● WHAT IS BEING ASKED: Quote all of the data exactly as given. Skip every picture it contains.

Extracted data entries:
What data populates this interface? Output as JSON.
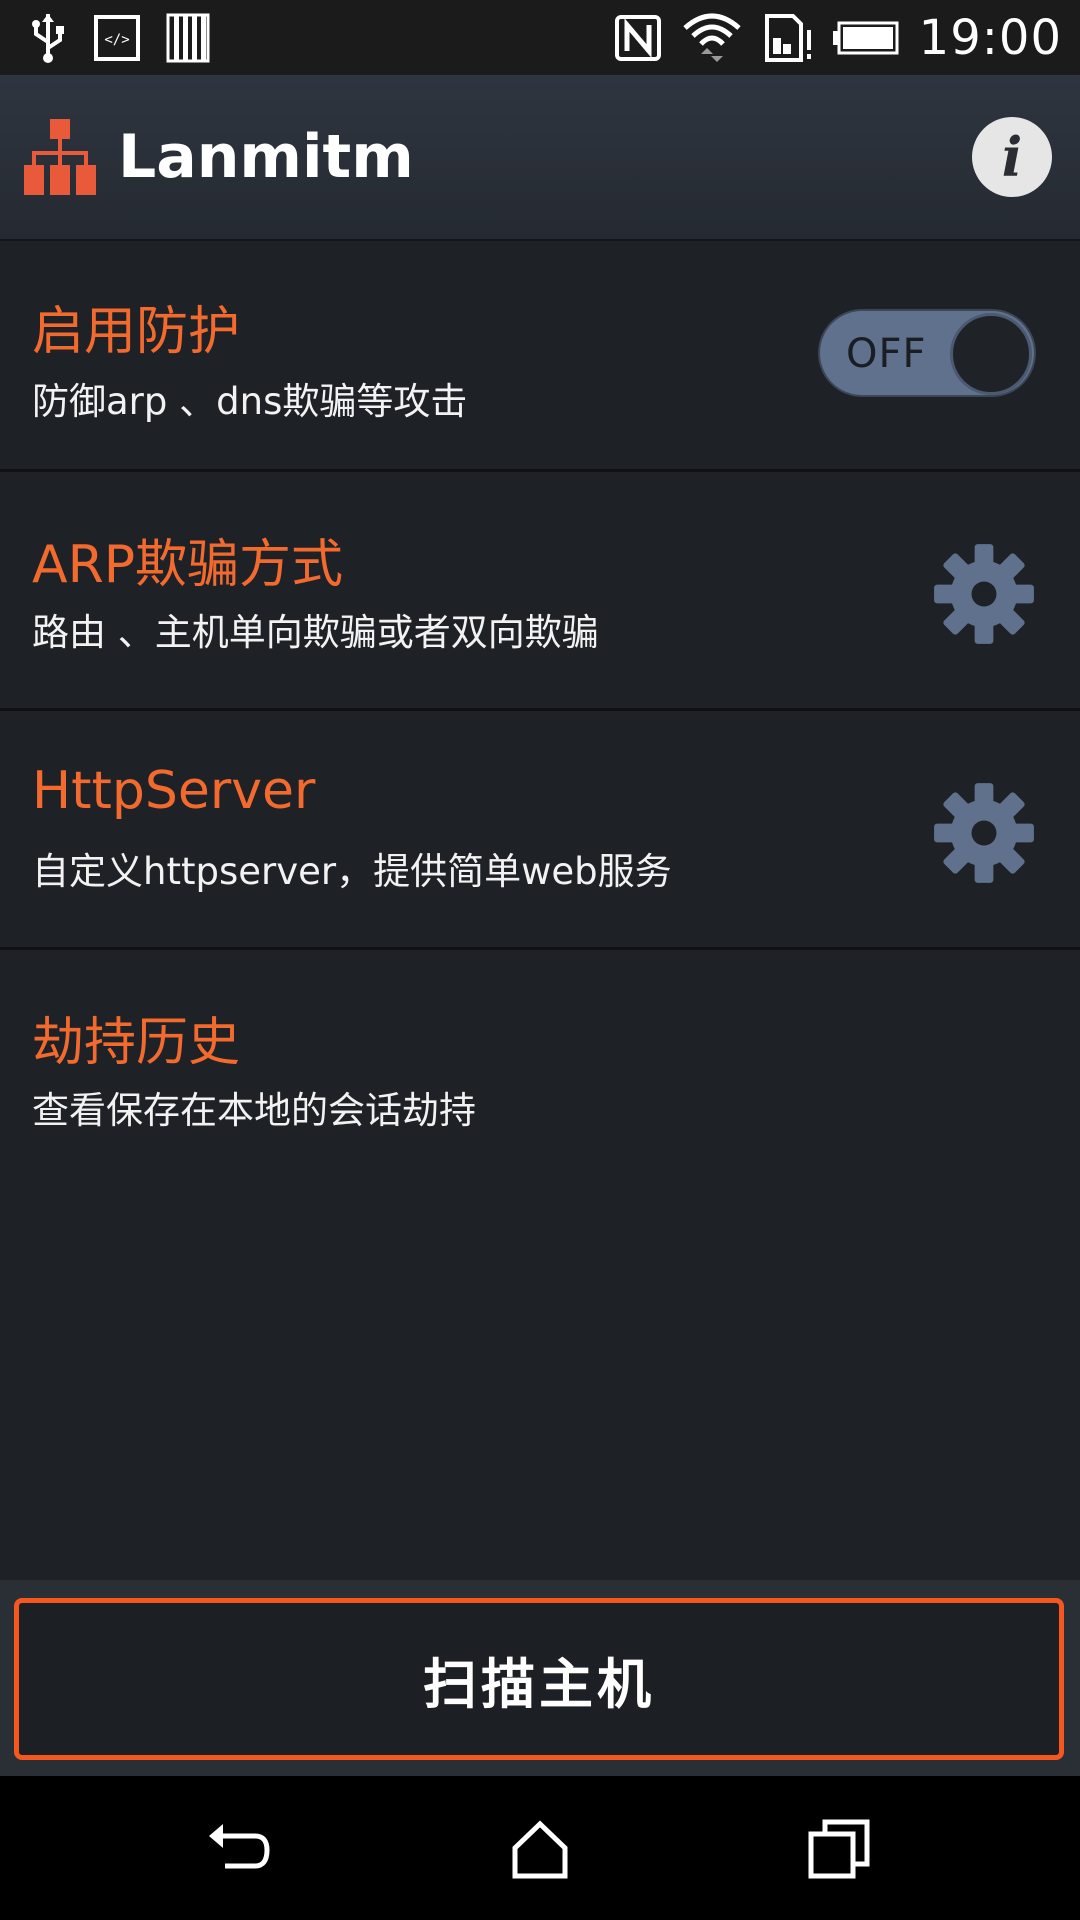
{
  "status_bar": {
    "time": "19:00",
    "icons": [
      "usb-icon",
      "developer-icon",
      "storage-icon",
      "nfc-icon",
      "wifi-icon",
      "sim-icon",
      "battery-icon"
    ]
  },
  "app_bar": {
    "title": "Lanmitm",
    "logo": "network-icon",
    "info_icon": "info-icon",
    "info_glyph": "i"
  },
  "colors": {
    "accent": "#f26a2e",
    "background": "#1e2126",
    "toggle": "#5f718c"
  },
  "settings": [
    {
      "title": "启用防护",
      "subtitle": "防御arp 、dns欺骗等攻击",
      "control": "toggle",
      "toggle_label": "OFF"
    },
    {
      "title": "ARP欺骗方式",
      "subtitle": "路由 、主机单向欺骗或者双向欺骗",
      "control": "gear-icon"
    },
    {
      "title": "HttpServer",
      "subtitle": "自定义httpserver，提供简单web服务",
      "control": "gear-icon"
    },
    {
      "title": "劫持历史",
      "subtitle": "查看保存在本地的会话劫持",
      "control": "none"
    }
  ],
  "scan_button": {
    "label": "扫描主机"
  },
  "nav_bar": {
    "back": "back-icon",
    "home": "home-icon",
    "recent": "recent-apps-icon"
  }
}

● REPLY:
What data populates this interface? Output as JSON.
{
  "status_bar": {
    "time": "19:00",
    "icons": [
      "usb-icon",
      "developer-icon",
      "storage-icon",
      "nfc-icon",
      "wifi-icon",
      "sim-icon",
      "battery-icon"
    ]
  },
  "app_bar": {
    "title": "Lanmitm",
    "logo": "network-icon",
    "info_icon": "info-icon",
    "info_glyph": "i"
  },
  "colors": {
    "accent": "#f26a2e",
    "background": "#1e2126",
    "toggle": "#5f718c"
  },
  "settings": [
    {
      "title": "启用防护",
      "subtitle": "防御arp 、dns欺骗等攻击",
      "control": "toggle",
      "toggle_label": "OFF"
    },
    {
      "title": "ARP欺骗方式",
      "subtitle": "路由 、主机单向欺骗或者双向欺骗",
      "control": "gear-icon"
    },
    {
      "title": "HttpServer",
      "subtitle": "自定义httpserver，提供简单web服务",
      "control": "gear-icon"
    },
    {
      "title": "劫持历史",
      "subtitle": "查看保存在本地的会话劫持",
      "control": "none"
    }
  ],
  "scan_button": {
    "label": "扫描主机"
  },
  "nav_bar": {
    "back": "back-icon",
    "home": "home-icon",
    "recent": "recent-apps-icon"
  }
}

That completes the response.